◆ CONSIGNE 1 ◆
Transcrivez le passage du texte sur la chanson d'ami qui va de « Ce titre générique » jusqu'à « manuscrit Douce (I). » inclus.

Ce titre générique propose par Pierre Bec est la transposition française du terme portugais «cantiga de amigo». A l'origine le genre, popularisant, semble être limité à la chanson de jeune fille ; elle y chante sur un ton naïf la joie d'être aime ou la tristesse de la solitude. Ces deux thèmes se retrouveront dans la chanson traditionnelle, l'ami devenant alors le plus souvent le mari. C'est surtout dans la douleur de la séparation, «la départie» et ses infinies nuances dans l'expression des sentiments, que les interférences aristocratiques vont se produire, la chanson d'ami devient alors une canso (un grand chant) pour prendre le terme du manuscrit Douce (I).
THE CHANSON D'AMI

This generic term, put forward by Pierre Bec, is the transposition into French of the Portuguese term 'cantiga de amigo'. Originally this genre, in a popular tone, seems to have been limited to the 'chanson de jeune fille' (girl's song), in which the girl sings naïvely of the joy of being loved or the sadness of being alone. These two themes are to be found in the traditional chanson, the 'ami' then usually becoming the husband. lt is above all in the sorrow of separation, 'la départie', and its infinite nuances in the expression of feeling, that the aristocratic intrusions were to take place. The 'chanson d'ami' then becomes a canso (a courtly love-song), to borrow the term used in the Douce manuscript (see I below).

◆ ENREGISTREMENTS EXTRAITS ◆
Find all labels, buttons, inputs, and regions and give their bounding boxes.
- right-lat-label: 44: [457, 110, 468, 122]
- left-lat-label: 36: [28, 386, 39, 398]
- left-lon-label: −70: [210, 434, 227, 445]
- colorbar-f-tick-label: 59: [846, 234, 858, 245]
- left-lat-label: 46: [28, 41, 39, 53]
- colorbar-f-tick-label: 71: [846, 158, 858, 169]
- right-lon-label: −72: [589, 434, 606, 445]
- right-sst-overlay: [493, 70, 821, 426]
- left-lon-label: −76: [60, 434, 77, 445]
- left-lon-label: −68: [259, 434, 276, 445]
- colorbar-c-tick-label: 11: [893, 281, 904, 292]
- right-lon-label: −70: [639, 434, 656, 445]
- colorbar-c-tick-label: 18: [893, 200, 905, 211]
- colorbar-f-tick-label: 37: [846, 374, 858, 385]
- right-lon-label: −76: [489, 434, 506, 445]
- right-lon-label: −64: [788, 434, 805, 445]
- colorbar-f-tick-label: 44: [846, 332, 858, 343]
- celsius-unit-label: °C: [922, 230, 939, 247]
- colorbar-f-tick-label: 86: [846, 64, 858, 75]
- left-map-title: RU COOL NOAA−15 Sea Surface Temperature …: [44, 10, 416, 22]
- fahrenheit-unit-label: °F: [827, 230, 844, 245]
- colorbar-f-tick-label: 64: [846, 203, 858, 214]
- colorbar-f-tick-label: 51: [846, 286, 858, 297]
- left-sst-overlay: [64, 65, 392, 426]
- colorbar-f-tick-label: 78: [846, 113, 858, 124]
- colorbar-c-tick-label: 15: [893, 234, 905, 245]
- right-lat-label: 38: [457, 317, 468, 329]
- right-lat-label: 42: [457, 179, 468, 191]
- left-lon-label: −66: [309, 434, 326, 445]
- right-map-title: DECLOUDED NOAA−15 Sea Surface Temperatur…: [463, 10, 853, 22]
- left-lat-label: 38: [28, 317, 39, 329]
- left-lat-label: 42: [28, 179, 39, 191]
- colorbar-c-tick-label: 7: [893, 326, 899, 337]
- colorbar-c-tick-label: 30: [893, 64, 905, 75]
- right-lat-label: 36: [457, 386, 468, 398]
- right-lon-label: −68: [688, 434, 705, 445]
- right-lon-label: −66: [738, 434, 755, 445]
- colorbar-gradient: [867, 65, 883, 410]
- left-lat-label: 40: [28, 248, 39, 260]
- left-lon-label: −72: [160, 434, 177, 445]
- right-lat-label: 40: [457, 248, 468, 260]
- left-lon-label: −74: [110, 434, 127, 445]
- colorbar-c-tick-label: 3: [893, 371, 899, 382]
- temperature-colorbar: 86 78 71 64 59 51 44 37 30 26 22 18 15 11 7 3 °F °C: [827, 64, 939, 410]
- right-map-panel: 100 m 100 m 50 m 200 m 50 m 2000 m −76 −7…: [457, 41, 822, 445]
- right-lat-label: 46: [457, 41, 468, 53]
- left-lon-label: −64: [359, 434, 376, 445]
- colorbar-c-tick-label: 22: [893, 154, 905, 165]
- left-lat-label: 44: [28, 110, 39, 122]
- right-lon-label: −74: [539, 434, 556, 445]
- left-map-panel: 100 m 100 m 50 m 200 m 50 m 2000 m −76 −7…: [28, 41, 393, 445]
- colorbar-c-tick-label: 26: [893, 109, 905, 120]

◆ CONSIGNE 2 ◆
Dans les enregistrements, du début jusqu'à la ligne contenant « - left-lon-label: −76: [60, 434, 77, 445] » incluse, remplacez « colorbar-f-tick-label » par « colorbar-fahrenheit-tick-label » sans rien modifier d'autre. Donnez uniquement ces lignes.

◆ RÉPONSE RÉDIGÉE 1 ◆
Ce titre générique propose par Pierre Bec est la transposition française du terme portugais «cantiga de amigo». A l'origine le genre, popularisant, semble être limité à la chanson de jeune fille ; elle y chante sur un ton naïf la joie d'être aime ou la tristesse de la solitude. Ces deux thèmes se retrouveront dans la chanson traditionnelle, l'ami devenant alors le plus souvent le mari. C'est surtout dans la douleur de la séparation, «la départie» et ses infinies nuances dans l'expression des sentiments, que les interférences aristocratiques vont se produire, la chanson d'ami devient alors une canso (un grand chant) pour prendre le terme du manuscrit Douce (I).

◆ RÉPONSE RÉDIGÉE 2 ◆
Find all labels, buttons, inputs, and regions and give their bounding boxes.
- right-lat-label: 44: [457, 110, 468, 122]
- left-lat-label: 36: [28, 386, 39, 398]
- left-lon-label: −70: [210, 434, 227, 445]
- colorbar-fahrenheit-tick-label: 59: [846, 234, 858, 245]
- left-lat-label: 46: [28, 41, 39, 53]
- colorbar-fahrenheit-tick-label: 71: [846, 158, 858, 169]
- right-lon-label: −72: [589, 434, 606, 445]
- right-sst-overlay: [493, 70, 821, 426]
- left-lon-label: −76: [60, 434, 77, 445]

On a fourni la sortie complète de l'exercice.